----- Available data -----

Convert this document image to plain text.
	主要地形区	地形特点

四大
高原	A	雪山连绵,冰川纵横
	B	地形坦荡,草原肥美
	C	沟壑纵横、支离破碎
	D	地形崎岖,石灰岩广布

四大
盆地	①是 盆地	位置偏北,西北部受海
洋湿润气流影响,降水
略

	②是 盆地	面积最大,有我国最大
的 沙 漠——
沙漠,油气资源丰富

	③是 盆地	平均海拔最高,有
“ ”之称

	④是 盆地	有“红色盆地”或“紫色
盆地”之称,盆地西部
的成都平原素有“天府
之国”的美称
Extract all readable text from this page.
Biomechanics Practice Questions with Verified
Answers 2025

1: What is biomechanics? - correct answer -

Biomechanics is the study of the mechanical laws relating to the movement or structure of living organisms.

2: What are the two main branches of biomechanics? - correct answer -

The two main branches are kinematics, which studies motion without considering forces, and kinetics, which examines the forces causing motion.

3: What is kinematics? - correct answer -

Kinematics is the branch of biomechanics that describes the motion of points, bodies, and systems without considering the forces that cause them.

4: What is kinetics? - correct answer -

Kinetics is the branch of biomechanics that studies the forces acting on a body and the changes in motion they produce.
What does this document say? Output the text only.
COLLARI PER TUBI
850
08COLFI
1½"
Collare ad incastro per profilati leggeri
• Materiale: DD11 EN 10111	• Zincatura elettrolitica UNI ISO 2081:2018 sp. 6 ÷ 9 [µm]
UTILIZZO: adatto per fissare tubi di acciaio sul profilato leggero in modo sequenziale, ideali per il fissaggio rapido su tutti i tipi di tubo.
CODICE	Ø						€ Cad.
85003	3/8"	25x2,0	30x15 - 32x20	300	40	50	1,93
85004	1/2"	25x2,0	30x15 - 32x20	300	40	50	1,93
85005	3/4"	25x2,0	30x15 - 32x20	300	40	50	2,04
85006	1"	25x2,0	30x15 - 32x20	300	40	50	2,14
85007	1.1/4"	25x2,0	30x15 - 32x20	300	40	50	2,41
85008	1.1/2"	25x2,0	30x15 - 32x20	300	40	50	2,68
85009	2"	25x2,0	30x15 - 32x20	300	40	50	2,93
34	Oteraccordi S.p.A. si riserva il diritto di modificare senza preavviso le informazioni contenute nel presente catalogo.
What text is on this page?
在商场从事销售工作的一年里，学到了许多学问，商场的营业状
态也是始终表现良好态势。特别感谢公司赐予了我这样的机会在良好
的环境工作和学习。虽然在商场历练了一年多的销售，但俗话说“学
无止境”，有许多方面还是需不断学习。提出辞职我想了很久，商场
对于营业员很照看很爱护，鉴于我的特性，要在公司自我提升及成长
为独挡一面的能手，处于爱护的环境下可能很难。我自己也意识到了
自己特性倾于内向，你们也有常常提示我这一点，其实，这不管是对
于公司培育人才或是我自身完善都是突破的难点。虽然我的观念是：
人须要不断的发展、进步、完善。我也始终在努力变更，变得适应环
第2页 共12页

-----

◆ Request ◆
Begin with the line containing "Extract all readable text from this page." and repeat each line exactly until the records above end.

◆ Response to the task ◆
Extract all readable text from this page.
Biomechanics Practice Questions with Verified
Answers 2025

1: What is biomechanics? - correct answer -

Biomechanics is the study of the mechanical laws relating to the movement or structure of living organisms.

2: What are the two main branches of biomechanics? - correct answer -

The two main branches are kinematics, which studies motion without considering forces, and kinetics, which examines the forces causing motion.

3: What is kinematics? - correct answer -

Kinematics is the branch of biomechanics that describes the motion of points, bodies, and systems without considering the forces that cause them.

4: What is kinetics? - correct answer -

Kinetics is the branch of biomechanics that studies the forces acting on a body and the changes in motion they produce.
What does this document say? Output the text only.
COLLARI PER TUBI
850
08COLFI
1½"
Collare ad incastro per profilati leggeri
• Materiale: DD11 EN 10111	• Zincatura elettrolitica UNI ISO 2081:2018 sp. 6 ÷ 9 [µm]
UTILIZZO: adatto per fissare tubi di acciaio sul profilato leggero in modo sequenziale, ideali per il fissaggio rapido su tutti i tipi di tubo.
CODICE	Ø						€ Cad.
85003	3/8"	25x2,0	30x15 - 32x20	300	40	50	1,93
85004	1/2"	25x2,0	30x15 - 32x20	300	40	50	1,93
85005	3/4"	25x2,0	30x15 - 32x20	300	40	50	2,04
85006	1"	25x2,0	30x15 - 32x20	300	40	50	2,14
85007	1.1/4"	25x2,0	30x15 - 32x20	300	40	50	2,41
85008	1.1/2"	25x2,0	30x15 - 32x20	300	40	50	2,68
85009	2"	25x2,0	30x15 - 32x20	300	40	50	2,93
34	Oteraccordi S.p.A. si riserva il diritto di modificare senza preavviso le informazioni contenute nel presente catalogo.
What text is on this page?
在商场从事销售工作的一年里，学到了许多学问，商场的营业状
态也是始终表现良好态势。特别感谢公司赐予了我这样的机会在良好
的环境工作和学习。虽然在商场历练了一年多的销售，但俗话说“学
无止境”，有许多方面还是需不断学习。提出辞职我想了很久，商场
对于营业员很照看很爱护，鉴于我的特性，要在公司自我提升及成长
为独挡一面的能手，处于爱护的环境下可能很难。我自己也意识到了
自己特性倾于内向，你们也有常常提示我这一点，其实，这不管是对
于公司培育人才或是我自身完善都是突破的难点。虽然我的观念是：
人须要不断的发展、进步、完善。我也始终在努力变更，变得适应环
第2页 共12页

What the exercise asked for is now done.